Start of Entries shown

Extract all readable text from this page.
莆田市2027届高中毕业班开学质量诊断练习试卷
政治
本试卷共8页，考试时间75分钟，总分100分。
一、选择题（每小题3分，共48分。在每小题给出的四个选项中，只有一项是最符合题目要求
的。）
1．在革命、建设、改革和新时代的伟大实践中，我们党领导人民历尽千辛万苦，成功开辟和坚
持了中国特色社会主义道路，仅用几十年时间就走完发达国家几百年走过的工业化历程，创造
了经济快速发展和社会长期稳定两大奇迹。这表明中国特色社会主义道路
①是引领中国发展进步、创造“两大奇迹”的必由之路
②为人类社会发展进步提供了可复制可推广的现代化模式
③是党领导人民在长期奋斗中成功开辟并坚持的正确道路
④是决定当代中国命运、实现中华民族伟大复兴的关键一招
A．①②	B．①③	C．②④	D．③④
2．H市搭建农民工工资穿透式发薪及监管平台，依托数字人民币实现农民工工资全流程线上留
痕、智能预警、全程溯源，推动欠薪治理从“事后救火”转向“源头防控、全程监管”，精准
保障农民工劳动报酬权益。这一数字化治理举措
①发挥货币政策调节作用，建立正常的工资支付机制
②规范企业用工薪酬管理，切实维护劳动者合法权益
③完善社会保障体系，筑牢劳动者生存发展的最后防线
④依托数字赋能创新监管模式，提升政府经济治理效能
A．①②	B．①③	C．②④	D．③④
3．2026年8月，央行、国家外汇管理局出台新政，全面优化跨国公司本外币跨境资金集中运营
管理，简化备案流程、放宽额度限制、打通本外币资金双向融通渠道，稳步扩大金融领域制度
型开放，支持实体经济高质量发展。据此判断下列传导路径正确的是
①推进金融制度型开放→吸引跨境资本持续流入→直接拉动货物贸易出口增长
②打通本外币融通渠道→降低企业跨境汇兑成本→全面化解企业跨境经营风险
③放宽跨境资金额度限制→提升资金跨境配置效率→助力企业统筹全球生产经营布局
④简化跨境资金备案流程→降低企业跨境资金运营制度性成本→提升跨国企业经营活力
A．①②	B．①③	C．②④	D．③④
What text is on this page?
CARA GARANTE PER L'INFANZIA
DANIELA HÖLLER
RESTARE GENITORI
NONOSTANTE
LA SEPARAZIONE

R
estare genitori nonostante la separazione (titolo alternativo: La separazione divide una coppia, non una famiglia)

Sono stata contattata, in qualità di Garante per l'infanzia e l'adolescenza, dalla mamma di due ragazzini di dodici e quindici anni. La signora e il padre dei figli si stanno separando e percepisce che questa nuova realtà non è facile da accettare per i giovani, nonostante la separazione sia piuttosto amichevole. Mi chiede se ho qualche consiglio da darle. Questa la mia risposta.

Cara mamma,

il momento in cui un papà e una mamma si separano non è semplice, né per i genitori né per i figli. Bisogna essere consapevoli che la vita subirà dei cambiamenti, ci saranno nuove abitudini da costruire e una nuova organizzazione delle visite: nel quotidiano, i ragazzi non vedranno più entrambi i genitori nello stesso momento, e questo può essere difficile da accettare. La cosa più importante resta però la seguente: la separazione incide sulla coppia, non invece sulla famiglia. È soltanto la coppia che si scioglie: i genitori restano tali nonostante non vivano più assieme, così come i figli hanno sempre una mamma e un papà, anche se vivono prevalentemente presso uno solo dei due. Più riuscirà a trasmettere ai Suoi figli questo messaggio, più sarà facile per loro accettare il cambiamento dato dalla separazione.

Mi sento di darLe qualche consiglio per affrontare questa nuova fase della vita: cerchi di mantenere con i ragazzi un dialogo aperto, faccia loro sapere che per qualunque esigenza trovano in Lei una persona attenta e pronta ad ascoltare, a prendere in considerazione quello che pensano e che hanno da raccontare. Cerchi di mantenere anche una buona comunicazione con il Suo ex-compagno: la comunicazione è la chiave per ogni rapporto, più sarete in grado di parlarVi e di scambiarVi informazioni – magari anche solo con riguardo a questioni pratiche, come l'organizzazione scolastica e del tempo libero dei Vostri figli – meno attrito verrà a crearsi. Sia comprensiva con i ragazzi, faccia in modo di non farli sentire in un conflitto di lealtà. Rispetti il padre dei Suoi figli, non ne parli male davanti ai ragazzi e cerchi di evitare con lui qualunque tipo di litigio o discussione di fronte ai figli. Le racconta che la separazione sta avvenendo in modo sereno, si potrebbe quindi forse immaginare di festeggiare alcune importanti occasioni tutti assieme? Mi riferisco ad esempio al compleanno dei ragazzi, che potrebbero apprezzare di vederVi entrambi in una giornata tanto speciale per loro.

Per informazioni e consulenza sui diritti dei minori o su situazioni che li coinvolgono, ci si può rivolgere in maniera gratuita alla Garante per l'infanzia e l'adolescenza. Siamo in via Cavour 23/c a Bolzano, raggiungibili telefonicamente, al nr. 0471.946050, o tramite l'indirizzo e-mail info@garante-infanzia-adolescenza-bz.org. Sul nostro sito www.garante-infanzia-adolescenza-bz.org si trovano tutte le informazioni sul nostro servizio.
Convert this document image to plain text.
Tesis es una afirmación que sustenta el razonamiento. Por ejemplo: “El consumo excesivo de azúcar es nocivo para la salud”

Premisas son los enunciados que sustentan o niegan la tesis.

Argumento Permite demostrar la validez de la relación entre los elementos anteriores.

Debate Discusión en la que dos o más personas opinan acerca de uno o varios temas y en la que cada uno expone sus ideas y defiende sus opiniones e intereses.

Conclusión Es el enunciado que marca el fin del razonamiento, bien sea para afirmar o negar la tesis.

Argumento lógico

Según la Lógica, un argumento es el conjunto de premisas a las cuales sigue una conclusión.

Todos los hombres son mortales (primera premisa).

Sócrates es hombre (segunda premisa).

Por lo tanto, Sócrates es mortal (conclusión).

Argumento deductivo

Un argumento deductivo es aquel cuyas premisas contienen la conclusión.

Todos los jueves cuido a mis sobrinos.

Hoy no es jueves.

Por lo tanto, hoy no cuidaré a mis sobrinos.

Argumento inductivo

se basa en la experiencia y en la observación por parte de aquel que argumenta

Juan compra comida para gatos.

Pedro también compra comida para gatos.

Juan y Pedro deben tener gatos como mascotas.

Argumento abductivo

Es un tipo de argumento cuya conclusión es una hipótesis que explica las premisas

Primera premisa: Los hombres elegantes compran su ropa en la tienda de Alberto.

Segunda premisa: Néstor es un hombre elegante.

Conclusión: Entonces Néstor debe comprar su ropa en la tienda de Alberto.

End of Entries shown

* To be done *
Give the complete listing a second time, exactly as it reads.

* Output *
Extract all readable text from this page.
莆田市2027届高中毕业班开学质量诊断练习试卷
政治
本试卷共8页，考试时间75分钟，总分100分。
一、选择题（每小题3分，共48分。在每小题给出的四个选项中，只有一项是最符合题目要求
的。）
1．在革命、建设、改革和新时代的伟大实践中，我们党领导人民历尽千辛万苦，成功开辟和坚
持了中国特色社会主义道路，仅用几十年时间就走完发达国家几百年走过的工业化历程，创造
了经济快速发展和社会长期稳定两大奇迹。这表明中国特色社会主义道路
①是引领中国发展进步、创造“两大奇迹”的必由之路
②为人类社会发展进步提供了可复制可推广的现代化模式
③是党领导人民在长期奋斗中成功开辟并坚持的正确道路
④是决定当代中国命运、实现中华民族伟大复兴的关键一招
A．①②	B．①③	C．②④	D．③④
2．H市搭建农民工工资穿透式发薪及监管平台，依托数字人民币实现农民工工资全流程线上留
痕、智能预警、全程溯源，推动欠薪治理从“事后救火”转向“源头防控、全程监管”，精准
保障农民工劳动报酬权益。这一数字化治理举措
①发挥货币政策调节作用，建立正常的工资支付机制
②规范企业用工薪酬管理，切实维护劳动者合法权益
③完善社会保障体系，筑牢劳动者生存发展的最后防线
④依托数字赋能创新监管模式，提升政府经济治理效能
A．①②	B．①③	C．②④	D．③④
3．2026年8月，央行、国家外汇管理局出台新政，全面优化跨国公司本外币跨境资金集中运营
管理，简化备案流程、放宽额度限制、打通本外币资金双向融通渠道，稳步扩大金融领域制度
型开放，支持实体经济高质量发展。据此判断下列传导路径正确的是
①推进金融制度型开放→吸引跨境资本持续流入→直接拉动货物贸易出口增长
②打通本外币融通渠道→降低企业跨境汇兑成本→全面化解企业跨境经营风险
③放宽跨境资金额度限制→提升资金跨境配置效率→助力企业统筹全球生产经营布局
④简化跨境资金备案流程→降低企业跨境资金运营制度性成本→提升跨国企业经营活力
A．①②	B．①③	C．②④	D．③④
What text is on this page?
CARA GARANTE PER L'INFANZIA
DANIELA HÖLLER
RESTARE GENITORI
NONOSTANTE
LA SEPARAZIONE

R
estare genitori nonostante la separazione (titolo alternativo: La separazione divide una coppia, non una famiglia)

Sono stata contattata, in qualità di Garante per l'infanzia e l'adolescenza, dalla mamma di due ragazzini di dodici e quindici anni. La signora e il padre dei figli si stanno separando e percepisce che questa nuova realtà non è facile da accettare per i giovani, nonostante la separazione sia piuttosto amichevole. Mi chiede se ho qualche consiglio da darle. Questa la mia risposta.

Cara mamma,

il momento in cui un papà e una mamma si separano non è semplice, né per i genitori né per i figli. Bisogna essere consapevoli che la vita subirà dei cambiamenti, ci saranno nuove abitudini da costruire e una nuova organizzazione delle visite: nel quotidiano, i ragazzi non vedranno più entrambi i genitori nello stesso momento, e questo può essere difficile da accettare. La cosa più importante resta però la seguente: la separazione incide sulla coppia, non invece sulla famiglia. È soltanto la coppia che si scioglie: i genitori restano tali nonostante non vivano più assieme, così come i figli hanno sempre una mamma e un papà, anche se vivono prevalentemente presso uno solo dei due. Più riuscirà a trasmettere ai Suoi figli questo messaggio, più sarà facile per loro accettare il cambiamento dato dalla separazione.

Mi sento di darLe qualche consiglio per affrontare questa nuova fase della vita: cerchi di mantenere con i ragazzi un dialogo aperto, faccia loro sapere che per qualunque esigenza trovano in Lei una persona attenta e pronta ad ascoltare, a prendere in considerazione quello che pensano e che hanno da raccontare. Cerchi di mantenere anche una buona comunicazione con il Suo ex-compagno: la comunicazione è la chiave per ogni rapporto, più sarete in grado di parlarVi e di scambiarVi informazioni – magari anche solo con riguardo a questioni pratiche, come l'organizzazione scolastica e del tempo libero dei Vostri figli – meno attrito verrà a crearsi. Sia comprensiva con i ragazzi, faccia in modo di non farli sentire in un conflitto di lealtà. Rispetti il padre dei Suoi figli, non ne parli male davanti ai ragazzi e cerchi di evitare con lui qualunque tipo di litigio o discussione di fronte ai figli. Le racconta che la separazione sta avvenendo in modo sereno, si potrebbe quindi forse immaginare di festeggiare alcune importanti occasioni tutti assieme? Mi riferisco ad esempio al compleanno dei ragazzi, che potrebbero apprezzare di vederVi entrambi in una giornata tanto speciale per loro.

Per informazioni e consulenza sui diritti dei minori o su situazioni che li coinvolgono, ci si può rivolgere in maniera gratuita alla Garante per l'infanzia e l'adolescenza. Siamo in via Cavour 23/c a Bolzano, raggiungibili telefonicamente, al nr. 0471.946050, o tramite l'indirizzo e-mail info@garante-infanzia-adolescenza-bz.org. Sul nostro sito www.garante-infanzia-adolescenza-bz.org si trovano tutte le informazioni sul nostro servizio.
Convert this document image to plain text.
Tesis es una afirmación que sustenta el razonamiento. Por ejemplo: “El consumo excesivo de azúcar es nocivo para la salud”

Premisas son los enunciados que sustentan o niegan la tesis.

Argumento Permite demostrar la validez de la relación entre los elementos anteriores.

Debate Discusión en la que dos o más personas opinan acerca de uno o varios temas y en la que cada uno expone sus ideas y defiende sus opiniones e intereses.

Conclusión Es el enunciado que marca el fin del razonamiento, bien sea para afirmar o negar la tesis.

Argumento lógico

Según la Lógica, un argumento es el conjunto de premisas a las cuales sigue una conclusión.

Todos los hombres son mortales (primera premisa).

Sócrates es hombre (segunda premisa).

Por lo tanto, Sócrates es mortal (conclusión).

Argumento deductivo

Un argumento deductivo es aquel cuyas premisas contienen la conclusión.

Todos los jueves cuido a mis sobrinos.

Hoy no es jueves.

Por lo tanto, hoy no cuidaré a mis sobrinos.

Argumento inductivo

se basa en la experiencia y en la observación por parte de aquel que argumenta

Juan compra comida para gatos.

Pedro también compra comida para gatos.

Juan y Pedro deben tener gatos como mascotas.

Argumento abductivo

Es un tipo de argumento cuya conclusión es una hipótesis que explica las premisas

Primera premisa: Los hombres elegantes compran su ropa en la tienda de Alberto.

Segunda premisa: Néstor es un hombre elegante.

Conclusión: Entonces Néstor debe comprar su ropa en la tienda de Alberto.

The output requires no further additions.